The task ::
Write out every line below that includes the word "logo".

Input for this task ::
★ ★ ★ ★
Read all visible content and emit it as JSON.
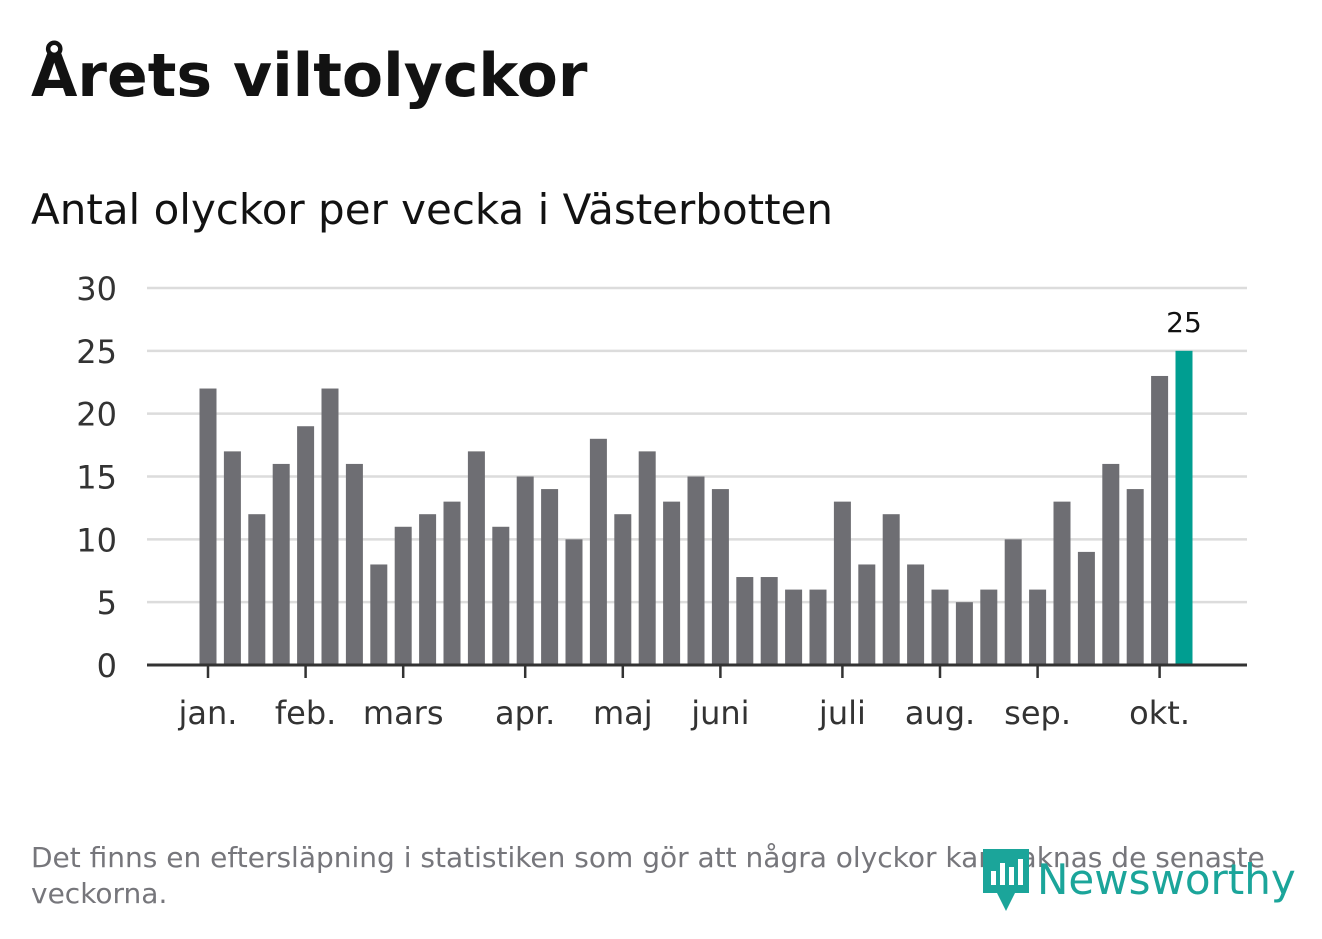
{
  "title": "Årets viltolyckor",
  "subtitle": "Antal olyckor per vecka i Västerbotten",
  "footnote": "Det finns en eftersläpning i statistiken som gör att några olyckor kan saknas de senaste veckorna.",
  "logo": {
    "text": "Newsworthy",
    "icon": "newsworthy-logo-icon"
  },
  "colors": {
    "bar": "#6e6e73",
    "highlight": "#009e91",
    "grid": "#dcdcdc",
    "axis": "#333333",
    "text": "#333333",
    "logo": "#1ba59a"
  },
  "chart_data": {
    "type": "bar",
    "title": "Antal olyckor per vecka i Västerbotten",
    "xlabel": "",
    "ylabel": "",
    "ylim": [
      0,
      30
    ],
    "yticks": [
      0,
      5,
      10,
      15,
      20,
      25,
      30
    ],
    "grid": true,
    "values": [
      22,
      17,
      12,
      16,
      19,
      22,
      16,
      8,
      11,
      12,
      13,
      17,
      11,
      15,
      14,
      10,
      18,
      12,
      17,
      13,
      15,
      14,
      7,
      7,
      6,
      6,
      13,
      8,
      12,
      8,
      6,
      5,
      6,
      10,
      6,
      13,
      9,
      16,
      14,
      23,
      25
    ],
    "highlight_index": 40,
    "highlight_label": "25",
    "month_labels": [
      {
        "label": "jan.",
        "bar_index": 0
      },
      {
        "label": "feb.",
        "bar_index": 4
      },
      {
        "label": "mars",
        "bar_index": 8
      },
      {
        "label": "apr.",
        "bar_index": 13
      },
      {
        "label": "maj",
        "bar_index": 17
      },
      {
        "label": "juni",
        "bar_index": 21
      },
      {
        "label": "juli",
        "bar_index": 26
      },
      {
        "label": "aug.",
        "bar_index": 30
      },
      {
        "label": "sep.",
        "bar_index": 34
      },
      {
        "label": "okt.",
        "bar_index": 39
      }
    ]
  }
}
★ ★ ★ ★
Response to this task ::
  "logo": {
    "icon": "newsworthy-logo-icon"
    "logo": "#1ba59a"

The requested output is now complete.